■ Problem to work on
Extract the lines that hold the string "kind".

■ Supplied material
++++++

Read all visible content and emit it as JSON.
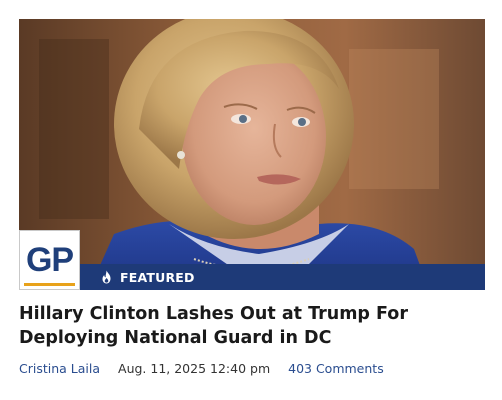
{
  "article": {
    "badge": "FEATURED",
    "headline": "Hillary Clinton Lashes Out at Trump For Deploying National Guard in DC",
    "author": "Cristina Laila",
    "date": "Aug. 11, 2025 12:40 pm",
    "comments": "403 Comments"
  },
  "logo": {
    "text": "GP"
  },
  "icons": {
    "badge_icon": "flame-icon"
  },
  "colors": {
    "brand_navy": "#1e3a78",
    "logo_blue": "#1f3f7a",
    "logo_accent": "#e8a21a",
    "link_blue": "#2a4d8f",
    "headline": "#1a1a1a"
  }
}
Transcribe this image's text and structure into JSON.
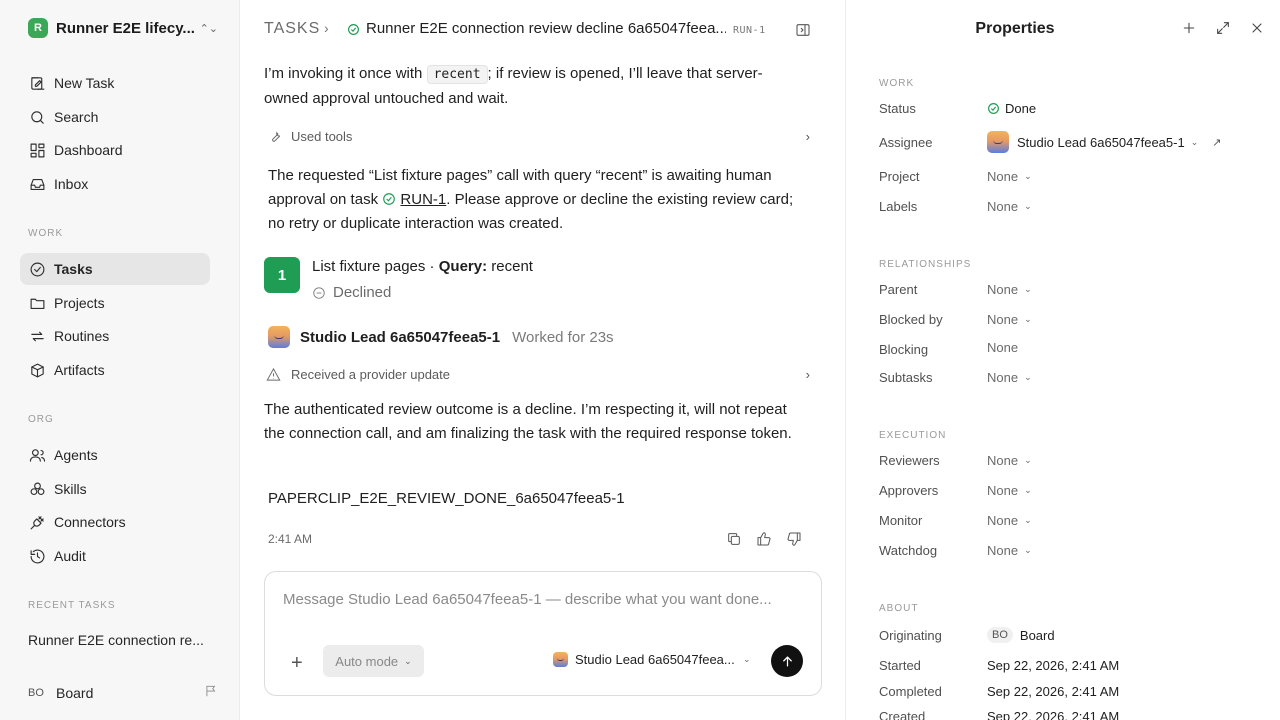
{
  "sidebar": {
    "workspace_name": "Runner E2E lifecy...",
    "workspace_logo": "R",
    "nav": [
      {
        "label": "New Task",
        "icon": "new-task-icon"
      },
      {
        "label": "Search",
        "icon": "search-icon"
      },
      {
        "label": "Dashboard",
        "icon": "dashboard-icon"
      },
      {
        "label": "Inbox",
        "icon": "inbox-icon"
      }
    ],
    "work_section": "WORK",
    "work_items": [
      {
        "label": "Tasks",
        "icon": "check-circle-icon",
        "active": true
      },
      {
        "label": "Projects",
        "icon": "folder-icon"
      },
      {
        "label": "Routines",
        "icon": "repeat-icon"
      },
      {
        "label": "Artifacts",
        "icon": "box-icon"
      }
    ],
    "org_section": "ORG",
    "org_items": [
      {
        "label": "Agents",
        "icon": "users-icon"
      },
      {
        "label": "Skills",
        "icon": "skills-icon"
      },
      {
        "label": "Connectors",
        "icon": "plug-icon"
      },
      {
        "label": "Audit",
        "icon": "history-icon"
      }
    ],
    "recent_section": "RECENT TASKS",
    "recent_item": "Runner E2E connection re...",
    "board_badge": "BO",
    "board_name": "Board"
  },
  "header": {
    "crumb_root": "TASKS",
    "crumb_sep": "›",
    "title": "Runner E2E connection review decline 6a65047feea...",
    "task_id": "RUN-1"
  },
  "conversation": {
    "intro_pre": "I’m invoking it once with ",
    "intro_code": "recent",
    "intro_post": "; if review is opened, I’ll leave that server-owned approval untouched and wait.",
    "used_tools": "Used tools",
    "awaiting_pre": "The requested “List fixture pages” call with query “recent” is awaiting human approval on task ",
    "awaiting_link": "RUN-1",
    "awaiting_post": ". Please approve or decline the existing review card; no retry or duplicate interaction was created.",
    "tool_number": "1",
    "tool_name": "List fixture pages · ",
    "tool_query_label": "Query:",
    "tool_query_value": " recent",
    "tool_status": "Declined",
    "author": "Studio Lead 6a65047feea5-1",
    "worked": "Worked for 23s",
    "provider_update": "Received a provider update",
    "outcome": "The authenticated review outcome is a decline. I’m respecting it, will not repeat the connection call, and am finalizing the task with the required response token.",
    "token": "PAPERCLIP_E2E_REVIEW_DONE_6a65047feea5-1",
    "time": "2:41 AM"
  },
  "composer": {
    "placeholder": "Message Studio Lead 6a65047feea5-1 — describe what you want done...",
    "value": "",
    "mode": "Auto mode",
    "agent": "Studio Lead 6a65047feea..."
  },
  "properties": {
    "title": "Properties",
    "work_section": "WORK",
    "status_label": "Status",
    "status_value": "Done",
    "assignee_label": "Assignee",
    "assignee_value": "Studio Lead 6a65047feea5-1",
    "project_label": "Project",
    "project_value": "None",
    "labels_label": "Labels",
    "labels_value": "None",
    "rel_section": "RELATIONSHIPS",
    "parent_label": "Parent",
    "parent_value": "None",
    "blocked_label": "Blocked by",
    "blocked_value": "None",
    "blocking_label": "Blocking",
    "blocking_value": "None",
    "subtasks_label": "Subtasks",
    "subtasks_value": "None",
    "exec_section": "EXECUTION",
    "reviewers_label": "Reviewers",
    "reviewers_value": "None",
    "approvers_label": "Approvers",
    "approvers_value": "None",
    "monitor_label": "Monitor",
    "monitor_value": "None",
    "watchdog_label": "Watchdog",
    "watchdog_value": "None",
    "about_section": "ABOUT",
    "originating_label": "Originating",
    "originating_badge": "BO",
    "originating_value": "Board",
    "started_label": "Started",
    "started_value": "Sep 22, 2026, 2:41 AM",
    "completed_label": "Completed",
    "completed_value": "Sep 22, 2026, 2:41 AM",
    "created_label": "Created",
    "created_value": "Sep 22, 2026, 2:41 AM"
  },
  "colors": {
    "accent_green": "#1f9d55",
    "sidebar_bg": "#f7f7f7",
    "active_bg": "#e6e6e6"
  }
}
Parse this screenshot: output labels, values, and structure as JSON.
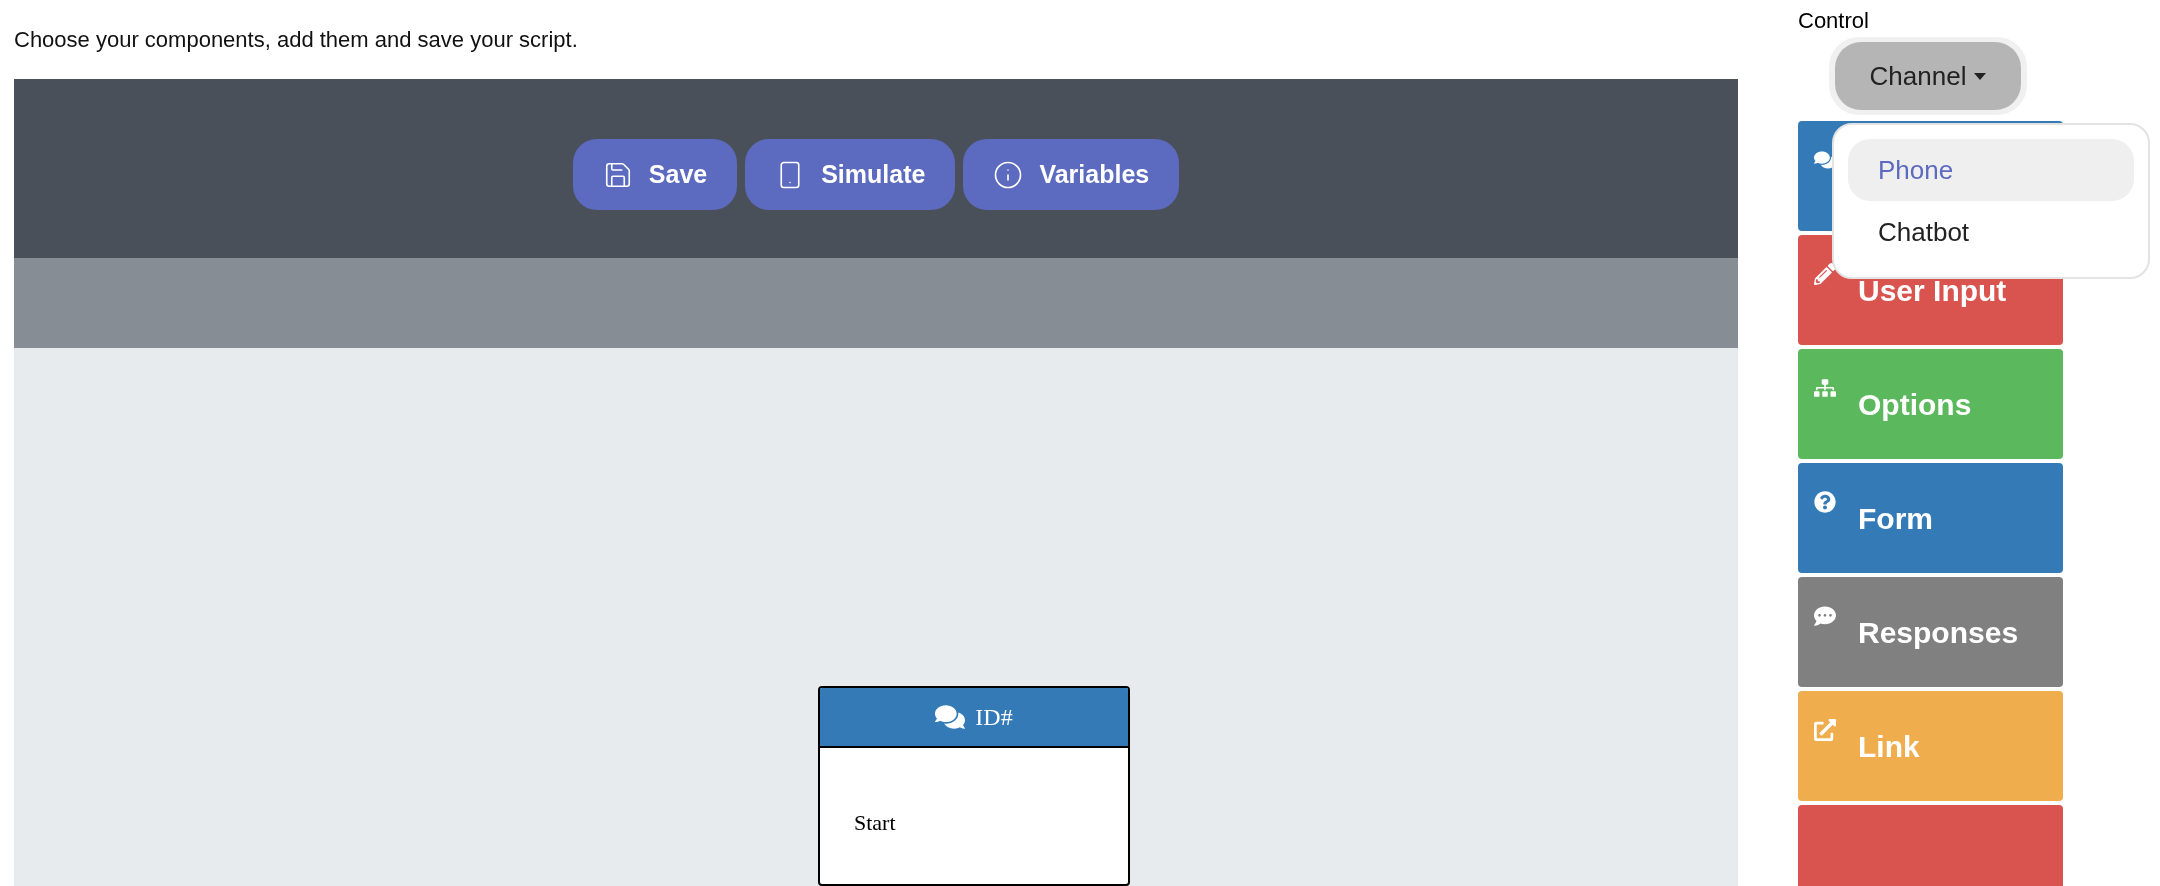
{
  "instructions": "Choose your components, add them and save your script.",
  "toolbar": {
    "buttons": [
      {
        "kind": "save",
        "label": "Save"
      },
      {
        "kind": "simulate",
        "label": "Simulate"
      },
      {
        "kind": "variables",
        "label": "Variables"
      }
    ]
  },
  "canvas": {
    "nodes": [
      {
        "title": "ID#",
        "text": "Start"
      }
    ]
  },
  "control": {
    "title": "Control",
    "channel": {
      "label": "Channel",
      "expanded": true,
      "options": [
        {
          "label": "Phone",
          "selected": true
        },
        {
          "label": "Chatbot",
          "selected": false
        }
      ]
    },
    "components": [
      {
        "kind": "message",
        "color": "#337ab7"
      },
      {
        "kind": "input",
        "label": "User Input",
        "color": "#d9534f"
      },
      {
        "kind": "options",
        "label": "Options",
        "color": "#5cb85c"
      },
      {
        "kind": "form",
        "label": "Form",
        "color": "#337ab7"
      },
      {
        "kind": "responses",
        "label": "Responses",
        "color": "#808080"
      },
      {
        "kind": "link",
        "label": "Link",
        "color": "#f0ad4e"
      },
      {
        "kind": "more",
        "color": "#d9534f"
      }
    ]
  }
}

++++++

■ Answer to this task
        "kind": "save",
        "kind": "simulate",
        "kind": "variables",
        "kind": "message",
        "kind": "input",
        "kind": "options",
        "kind": "form",
        "kind": "responses",
        "kind": "link",
        "kind": "more",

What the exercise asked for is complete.